** Opening DATASET block **
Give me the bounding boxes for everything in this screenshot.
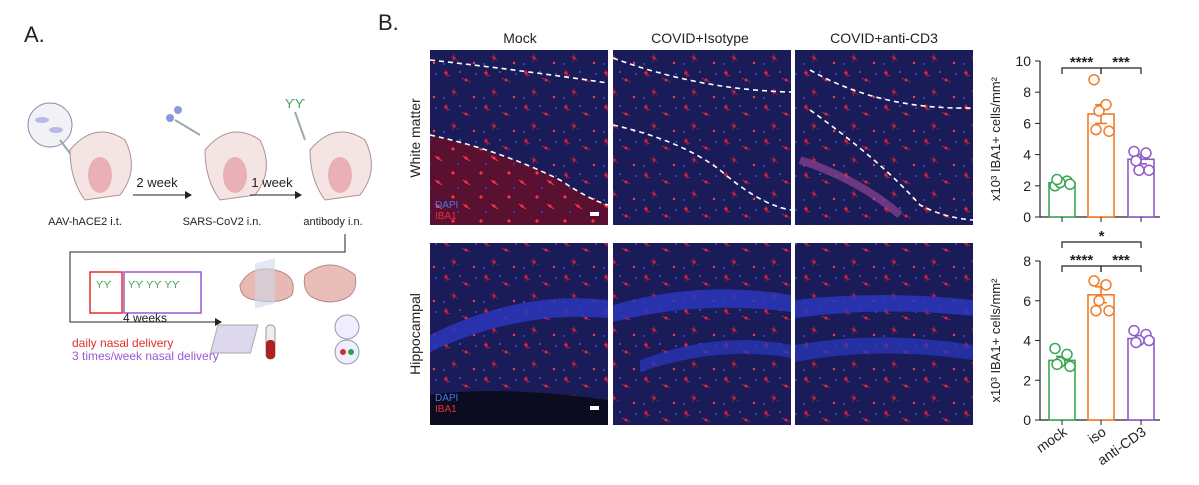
icon: ϒϒ — [96, 280, 112, 291]
y-tick-label: 4 — [1023, 333, 1031, 349]
significance-label: * — [1099, 228, 1105, 245]
significance-bracket — [1100, 67, 1142, 74]
duration-label: 4 weeks — [123, 311, 167, 325]
micrographs — [429, 50, 974, 425]
step-label: AAV-hACE2 i.t. — [48, 216, 122, 228]
timeline — [69, 234, 346, 323]
stain-label: DAPI — [435, 200, 458, 211]
icon: ϒϒ ϒϒ ϒϒ — [128, 280, 180, 291]
significance-bracket — [1061, 241, 1142, 248]
data-point — [1140, 147, 1152, 159]
data-point — [1100, 98, 1112, 111]
panel-label: B. — [378, 10, 399, 35]
y-axis-label: x10³ IBA1+ cells/mm² — [988, 278, 1003, 403]
stain-label: IBA1 — [435, 211, 457, 222]
y-tick-label: 0 — [1023, 209, 1031, 225]
stain-label: IBA1 — [435, 404, 457, 415]
daily-box — [89, 271, 123, 314]
significance-label: **** — [1070, 54, 1094, 71]
data-point — [1103, 304, 1115, 317]
data-point — [1088, 275, 1100, 287]
y-tick-label: 2 — [1023, 372, 1031, 388]
data-point — [1064, 178, 1076, 190]
column-label: COVID+Isotype — [651, 30, 749, 46]
data-point — [1049, 342, 1061, 355]
stain-label: DAPI — [435, 393, 458, 404]
row-label: White matter — [407, 98, 423, 178]
y-tick-label: 8 — [1023, 253, 1031, 269]
data-point — [1128, 145, 1140, 158]
data-point — [1093, 295, 1105, 307]
step-label: SARS-CoV2 i.n. — [183, 216, 262, 228]
data-point — [1143, 164, 1155, 176]
y-tick-label: 6 — [1023, 115, 1031, 131]
data-point — [1103, 125, 1115, 137]
data-point — [1130, 336, 1142, 349]
y-tick-label: 6 — [1023, 293, 1031, 309]
panel-label: A. — [24, 22, 45, 47]
data-point — [1061, 348, 1073, 361]
y-tick-label: 2 — [1023, 178, 1031, 194]
significance-label: *** — [1112, 252, 1130, 269]
mouse-icons: ϒϒ — [27, 96, 372, 201]
y-tick-label: 4 — [1023, 147, 1031, 163]
data-point — [1100, 279, 1112, 291]
bar — [1127, 337, 1155, 421]
y-axis-label: x10³ IBA1+ cells/mm² — [988, 76, 1003, 201]
data-point — [1090, 304, 1102, 317]
weekly-box — [123, 271, 202, 314]
arrow-head — [185, 191, 192, 199]
y-tick-label: 8 — [1023, 84, 1031, 100]
column-label: COVID+anti-CD3 — [830, 30, 938, 46]
y-tick-label: 0 — [1023, 412, 1031, 428]
data-point — [1093, 105, 1105, 117]
significance-label: **** — [1070, 252, 1094, 269]
data-point — [1090, 123, 1102, 136]
x-tick-label: mock — [1033, 423, 1070, 456]
step-label: antibody i.n. — [303, 216, 362, 228]
schedule-label: 3 times/week nasal delivery — [72, 349, 219, 363]
data-point — [1143, 334, 1155, 347]
y-tick-label: 10 — [1015, 53, 1031, 69]
data-point — [1088, 73, 1100, 86]
significance-label: *** — [1112, 54, 1130, 71]
interval-label: 2 week — [136, 175, 178, 190]
column-label: Mock — [503, 30, 537, 46]
x-tick-label: iso — [1085, 423, 1109, 446]
data-point — [1130, 155, 1142, 167]
arrow-head — [295, 191, 302, 199]
schedule-label: daily nasal delivery — [72, 336, 173, 350]
data-point — [1051, 358, 1063, 371]
readout-icons — [209, 258, 360, 365]
svg-text:ϒϒ: ϒϒ — [285, 96, 305, 111]
data-point — [1051, 173, 1063, 186]
data-point — [1064, 360, 1076, 373]
row-label: Hippocampal — [407, 293, 423, 375]
interval-label: 1 week — [251, 175, 293, 190]
significance-bracket — [1100, 265, 1142, 272]
arrow-head — [215, 318, 222, 326]
data-point — [1128, 324, 1140, 337]
data-point — [1133, 164, 1145, 176]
** Closing DATASET block **
### [WHAT IS EXPECTED]
Reproduce the records, all of them, word for word; omit the pictures.

### [RESPONSE]
Give me the bounding boxes for everything in this screenshot.
icon: ϒϒ — [96, 280, 112, 291]
y-tick-label: 4 — [1023, 333, 1031, 349]
significance-label: * — [1099, 228, 1105, 245]
significance-bracket — [1100, 67, 1142, 74]
duration-label: 4 weeks — [123, 311, 167, 325]
micrographs — [429, 50, 974, 425]
step-label: AAV-hACE2 i.t. — [48, 216, 122, 228]
timeline — [69, 234, 346, 323]
stain-label: DAPI — [435, 200, 458, 211]
icon: ϒϒ ϒϒ ϒϒ — [128, 280, 180, 291]
significance-bracket — [1061, 241, 1142, 248]
data-point — [1140, 147, 1152, 159]
data-point — [1100, 98, 1112, 111]
panel-label: B. — [378, 10, 399, 35]
y-axis-label: x10³ IBA1+ cells/mm² — [988, 278, 1003, 403]
stain-label: IBA1 — [435, 211, 457, 222]
y-tick-label: 0 — [1023, 209, 1031, 225]
stain-label: IBA1 — [435, 404, 457, 415]
daily-box — [89, 271, 123, 314]
significance-label: **** — [1070, 54, 1094, 71]
data-point — [1103, 304, 1115, 317]
data-point — [1088, 275, 1100, 287]
y-tick-label: 2 — [1023, 372, 1031, 388]
data-point — [1064, 178, 1076, 190]
column-label: COVID+Isotype — [651, 30, 749, 46]
data-point — [1049, 342, 1061, 355]
stain-label: DAPI — [435, 393, 458, 404]
row-label: White matter — [407, 98, 423, 178]
y-tick-label: 8 — [1023, 253, 1031, 269]
data-point — [1128, 145, 1140, 158]
data-point — [1093, 295, 1105, 307]
step-label: SARS-CoV2 i.n. — [183, 216, 262, 228]
data-point — [1143, 164, 1155, 176]
y-tick-label: 6 — [1023, 115, 1031, 131]
data-point — [1103, 125, 1115, 137]
data-point — [1130, 336, 1142, 349]
y-tick-label: 6 — [1023, 293, 1031, 309]
panel-label: A. — [24, 22, 45, 47]
data-point — [1061, 348, 1073, 361]
y-tick-label: 2 — [1023, 178, 1031, 194]
significance-label: *** — [1112, 252, 1130, 269]
mouse-icons: ϒϒ — [27, 96, 372, 201]
y-tick-label: 4 — [1023, 147, 1031, 163]
data-point — [1100, 279, 1112, 291]
bar — [1127, 337, 1155, 421]
y-axis-label: x10³ IBA1+ cells/mm² — [988, 76, 1003, 201]
data-point — [1090, 304, 1102, 317]
weekly-box — [123, 271, 202, 314]
arrow-head — [185, 191, 192, 199]
y-tick-label: 8 — [1023, 84, 1031, 100]
column-label: COVID+anti-CD3 — [830, 30, 938, 46]
y-tick-label: 0 — [1023, 412, 1031, 428]
data-point — [1093, 105, 1105, 117]
significance-label: **** — [1070, 252, 1094, 269]
data-point — [1090, 123, 1102, 136]
x-tick-label: mock — [1033, 423, 1070, 456]
step-label: antibody i.n. — [303, 216, 362, 228]
schedule-label: 3 times/week nasal delivery — [72, 349, 219, 363]
data-point — [1143, 334, 1155, 347]
y-tick-label: 10 — [1015, 53, 1031, 69]
data-point — [1088, 73, 1100, 86]
significance-label: *** — [1112, 54, 1130, 71]
interval-label: 2 week — [136, 175, 178, 190]
column-label: Mock — [503, 30, 537, 46]
x-tick-label: iso — [1085, 423, 1109, 446]
data-point — [1130, 155, 1142, 167]
arrow-head — [295, 191, 302, 199]
schedule-label: daily nasal delivery — [72, 336, 173, 350]
data-point — [1051, 358, 1063, 371]
readout-icons — [209, 258, 360, 365]
svg-text:ϒϒ: ϒϒ — [285, 96, 305, 111]
data-point — [1051, 173, 1063, 186]
data-point — [1064, 360, 1076, 373]
row-label: Hippocampal — [407, 293, 423, 375]
interval-label: 1 week — [251, 175, 293, 190]
significance-bracket — [1100, 265, 1142, 272]
arrow-head — [215, 318, 222, 326]
data-point — [1128, 324, 1140, 337]
data-point — [1133, 164, 1145, 176]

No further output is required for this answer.